___ Raw data ___

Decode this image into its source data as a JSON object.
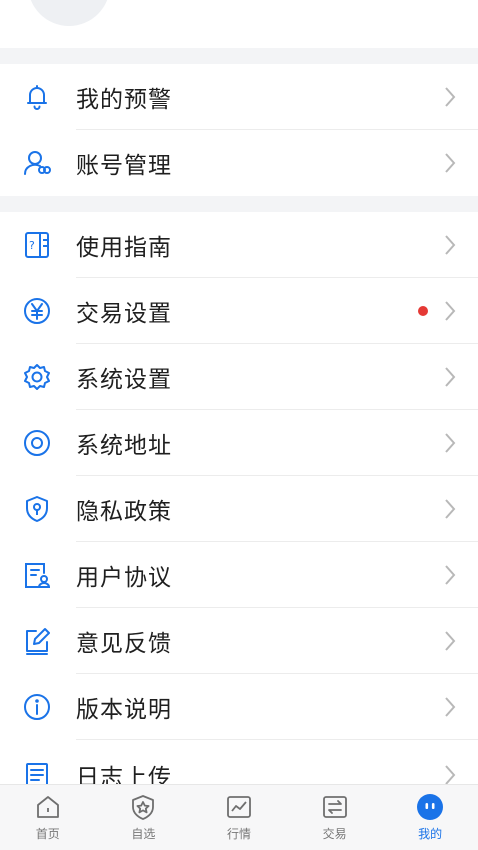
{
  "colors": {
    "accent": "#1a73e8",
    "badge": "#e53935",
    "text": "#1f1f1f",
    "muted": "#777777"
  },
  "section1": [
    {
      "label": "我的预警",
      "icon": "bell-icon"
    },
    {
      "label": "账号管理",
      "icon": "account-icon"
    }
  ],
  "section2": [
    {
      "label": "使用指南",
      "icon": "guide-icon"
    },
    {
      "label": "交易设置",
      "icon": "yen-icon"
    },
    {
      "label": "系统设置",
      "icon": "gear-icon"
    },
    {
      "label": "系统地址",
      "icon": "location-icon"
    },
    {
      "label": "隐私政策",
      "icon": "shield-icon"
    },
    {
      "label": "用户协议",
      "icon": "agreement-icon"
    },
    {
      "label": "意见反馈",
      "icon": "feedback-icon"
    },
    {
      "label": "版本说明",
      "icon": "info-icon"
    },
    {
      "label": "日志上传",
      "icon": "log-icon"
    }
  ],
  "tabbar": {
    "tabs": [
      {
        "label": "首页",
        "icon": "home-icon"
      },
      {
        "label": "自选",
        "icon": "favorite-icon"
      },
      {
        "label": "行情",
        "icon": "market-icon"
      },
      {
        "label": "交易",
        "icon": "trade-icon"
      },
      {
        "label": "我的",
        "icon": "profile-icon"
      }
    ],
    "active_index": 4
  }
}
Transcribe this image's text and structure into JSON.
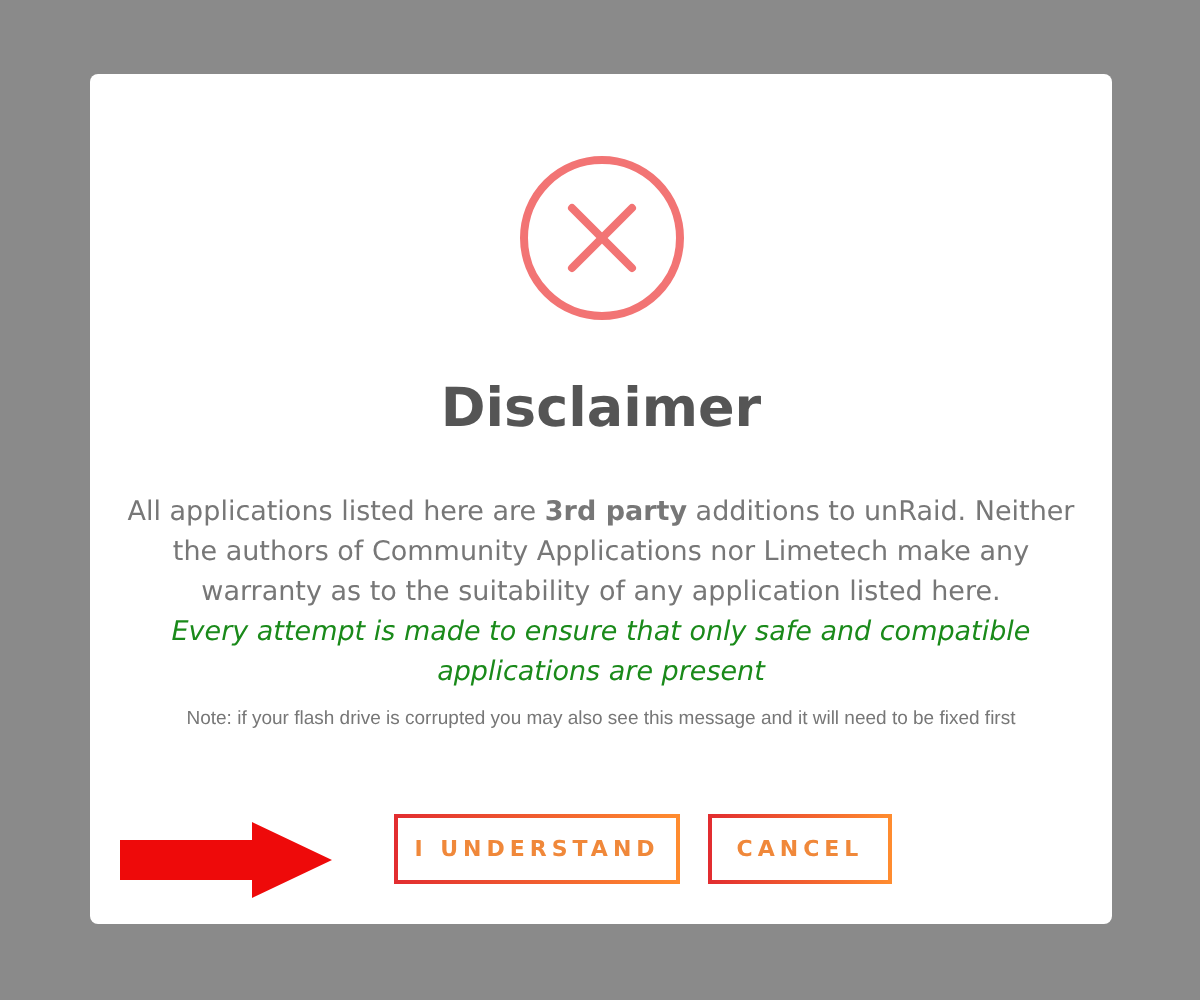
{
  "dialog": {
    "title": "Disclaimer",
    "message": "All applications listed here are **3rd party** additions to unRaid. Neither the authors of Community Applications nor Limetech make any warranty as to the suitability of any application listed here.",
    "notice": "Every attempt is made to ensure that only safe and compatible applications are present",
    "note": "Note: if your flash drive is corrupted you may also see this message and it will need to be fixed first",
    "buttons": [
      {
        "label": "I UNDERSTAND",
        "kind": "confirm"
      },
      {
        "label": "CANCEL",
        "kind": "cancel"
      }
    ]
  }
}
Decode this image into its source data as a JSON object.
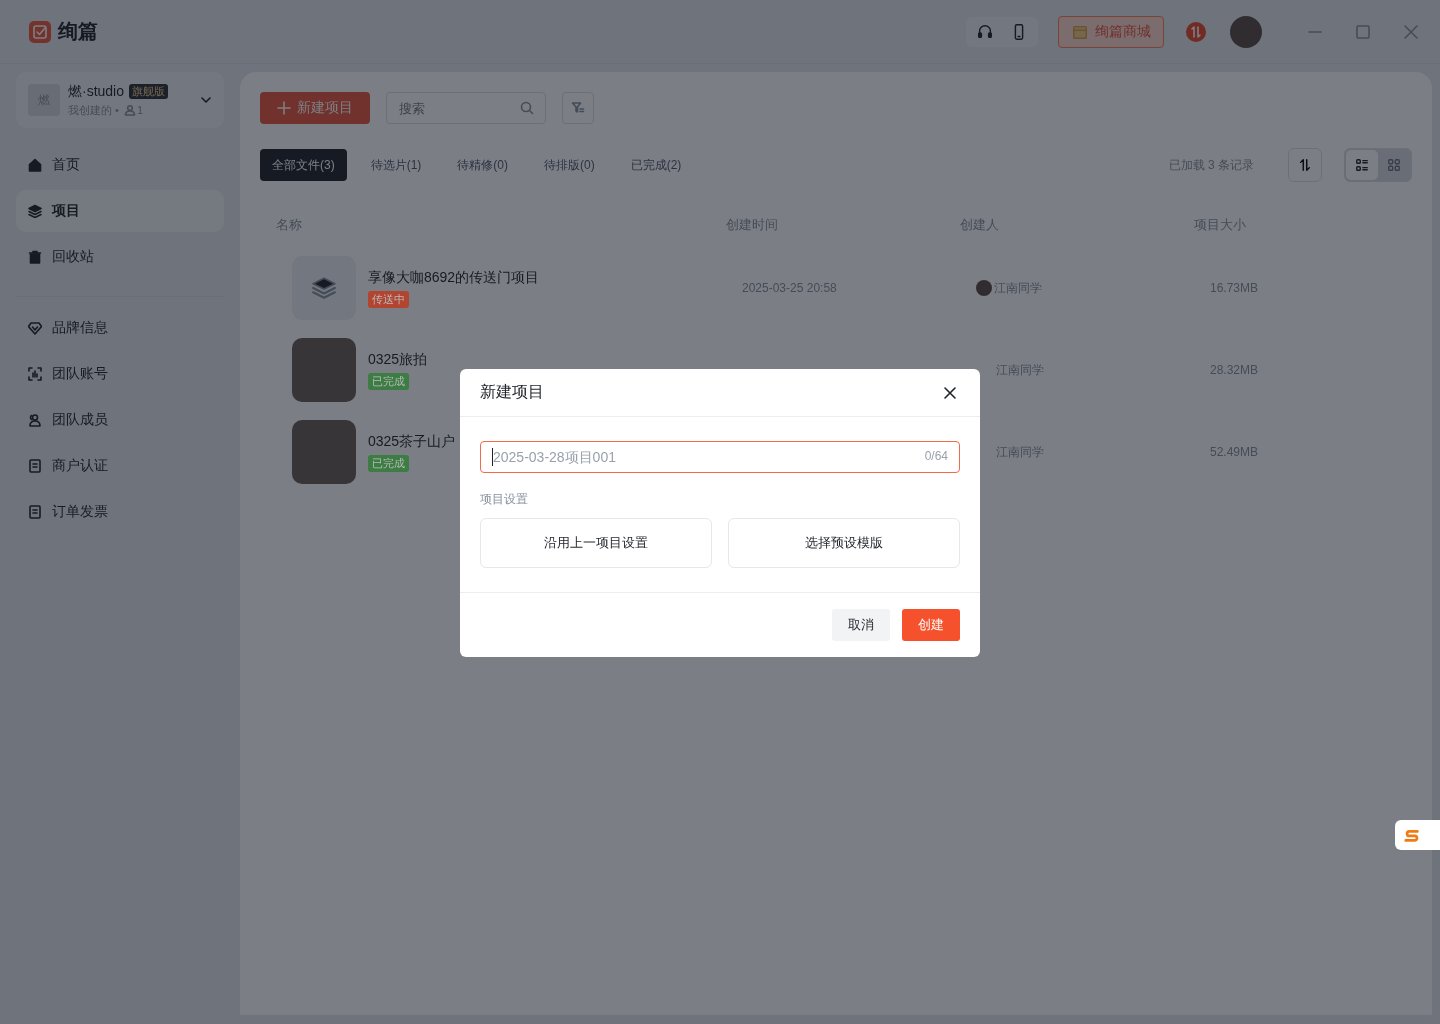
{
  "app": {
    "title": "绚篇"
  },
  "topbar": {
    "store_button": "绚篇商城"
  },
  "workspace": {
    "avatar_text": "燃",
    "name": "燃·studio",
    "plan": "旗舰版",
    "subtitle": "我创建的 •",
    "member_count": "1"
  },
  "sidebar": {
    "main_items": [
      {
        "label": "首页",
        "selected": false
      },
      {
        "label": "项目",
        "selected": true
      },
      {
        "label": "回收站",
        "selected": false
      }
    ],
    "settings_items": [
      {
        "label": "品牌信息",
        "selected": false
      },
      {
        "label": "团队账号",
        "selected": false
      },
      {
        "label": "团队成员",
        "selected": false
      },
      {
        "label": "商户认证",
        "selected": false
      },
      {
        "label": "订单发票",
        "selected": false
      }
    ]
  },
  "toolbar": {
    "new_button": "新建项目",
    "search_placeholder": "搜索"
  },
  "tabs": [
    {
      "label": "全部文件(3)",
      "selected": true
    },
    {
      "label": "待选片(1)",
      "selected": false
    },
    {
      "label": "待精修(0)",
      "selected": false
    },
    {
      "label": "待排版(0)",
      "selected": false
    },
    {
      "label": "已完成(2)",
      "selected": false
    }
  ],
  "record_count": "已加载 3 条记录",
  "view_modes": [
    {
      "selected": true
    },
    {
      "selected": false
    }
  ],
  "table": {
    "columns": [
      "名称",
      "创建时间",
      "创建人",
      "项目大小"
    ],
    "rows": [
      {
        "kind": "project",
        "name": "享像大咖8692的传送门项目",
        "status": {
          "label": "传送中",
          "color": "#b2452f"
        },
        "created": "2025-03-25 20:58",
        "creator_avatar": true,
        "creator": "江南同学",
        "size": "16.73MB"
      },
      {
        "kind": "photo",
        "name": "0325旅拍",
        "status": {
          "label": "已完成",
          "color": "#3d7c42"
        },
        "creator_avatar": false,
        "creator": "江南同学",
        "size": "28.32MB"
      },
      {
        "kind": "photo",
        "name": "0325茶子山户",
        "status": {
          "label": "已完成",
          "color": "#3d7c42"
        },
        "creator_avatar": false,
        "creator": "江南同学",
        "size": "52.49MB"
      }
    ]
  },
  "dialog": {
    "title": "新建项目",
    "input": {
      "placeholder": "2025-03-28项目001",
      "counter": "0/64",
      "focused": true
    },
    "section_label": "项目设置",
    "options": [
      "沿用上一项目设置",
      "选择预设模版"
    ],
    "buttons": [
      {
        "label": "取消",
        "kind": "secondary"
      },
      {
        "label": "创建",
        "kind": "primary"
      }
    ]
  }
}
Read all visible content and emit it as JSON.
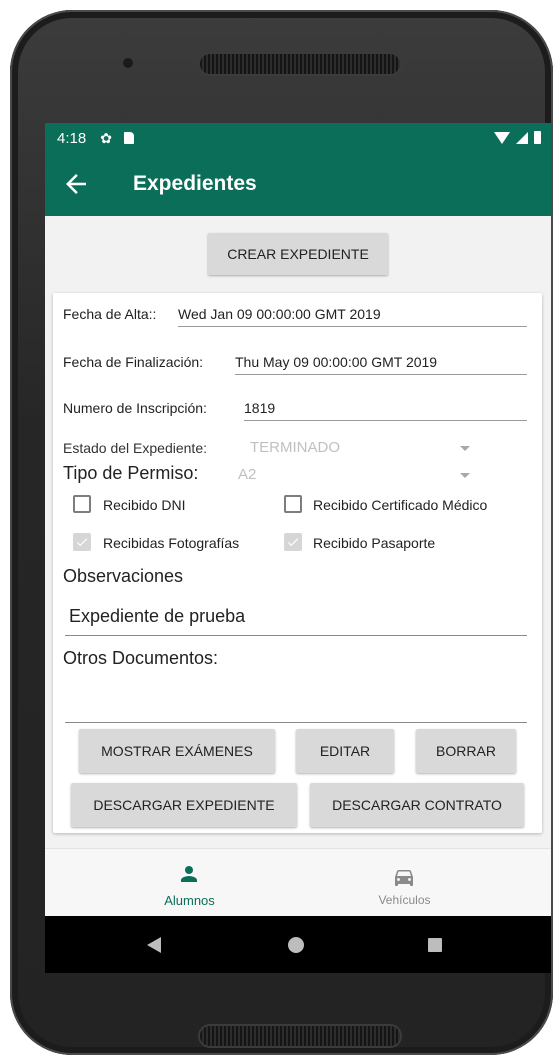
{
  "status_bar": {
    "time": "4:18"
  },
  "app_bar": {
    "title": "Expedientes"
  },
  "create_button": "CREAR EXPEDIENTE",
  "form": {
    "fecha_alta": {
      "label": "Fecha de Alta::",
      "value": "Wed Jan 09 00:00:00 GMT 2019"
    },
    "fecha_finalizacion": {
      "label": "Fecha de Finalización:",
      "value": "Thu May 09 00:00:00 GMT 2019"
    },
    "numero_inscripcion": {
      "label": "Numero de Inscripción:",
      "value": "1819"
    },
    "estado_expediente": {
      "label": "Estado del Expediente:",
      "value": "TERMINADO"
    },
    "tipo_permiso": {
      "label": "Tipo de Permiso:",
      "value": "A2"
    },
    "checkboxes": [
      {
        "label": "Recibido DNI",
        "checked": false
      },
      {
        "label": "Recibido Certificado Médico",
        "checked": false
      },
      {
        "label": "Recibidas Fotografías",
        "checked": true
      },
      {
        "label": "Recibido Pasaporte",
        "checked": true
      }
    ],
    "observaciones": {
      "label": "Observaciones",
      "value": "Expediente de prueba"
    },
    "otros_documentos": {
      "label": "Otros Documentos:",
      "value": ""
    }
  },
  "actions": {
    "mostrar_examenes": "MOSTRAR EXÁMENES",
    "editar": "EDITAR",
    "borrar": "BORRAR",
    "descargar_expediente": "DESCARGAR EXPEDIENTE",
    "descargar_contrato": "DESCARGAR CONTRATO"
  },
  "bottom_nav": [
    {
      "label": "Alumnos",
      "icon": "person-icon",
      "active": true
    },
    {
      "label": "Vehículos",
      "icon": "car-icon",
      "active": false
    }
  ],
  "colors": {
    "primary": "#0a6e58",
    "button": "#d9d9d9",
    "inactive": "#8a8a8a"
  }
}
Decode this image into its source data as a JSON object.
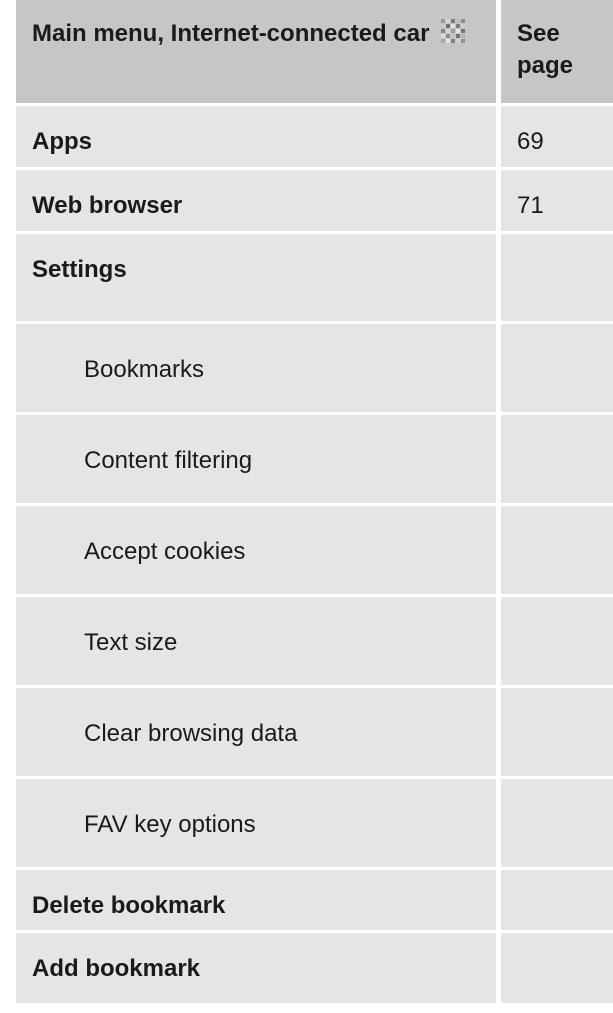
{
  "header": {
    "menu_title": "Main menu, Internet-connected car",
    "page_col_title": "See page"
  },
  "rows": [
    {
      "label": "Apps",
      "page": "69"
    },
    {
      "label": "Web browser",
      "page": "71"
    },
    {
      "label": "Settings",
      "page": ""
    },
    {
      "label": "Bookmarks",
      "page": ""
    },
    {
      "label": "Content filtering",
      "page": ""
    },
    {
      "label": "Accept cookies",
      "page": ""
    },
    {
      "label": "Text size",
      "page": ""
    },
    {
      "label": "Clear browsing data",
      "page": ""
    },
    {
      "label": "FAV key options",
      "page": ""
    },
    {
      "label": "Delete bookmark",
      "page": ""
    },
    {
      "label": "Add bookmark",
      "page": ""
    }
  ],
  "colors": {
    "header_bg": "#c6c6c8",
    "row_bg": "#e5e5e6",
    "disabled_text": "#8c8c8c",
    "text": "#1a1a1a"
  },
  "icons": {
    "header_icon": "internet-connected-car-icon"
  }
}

___

**Required task:**
Identify which lines contain the word "size" and copy each one.

**Solution below:**
        "size": "16.73MB"
        "size": "28.32MB"
        "size": "52.49MB"
      "label": "Text size",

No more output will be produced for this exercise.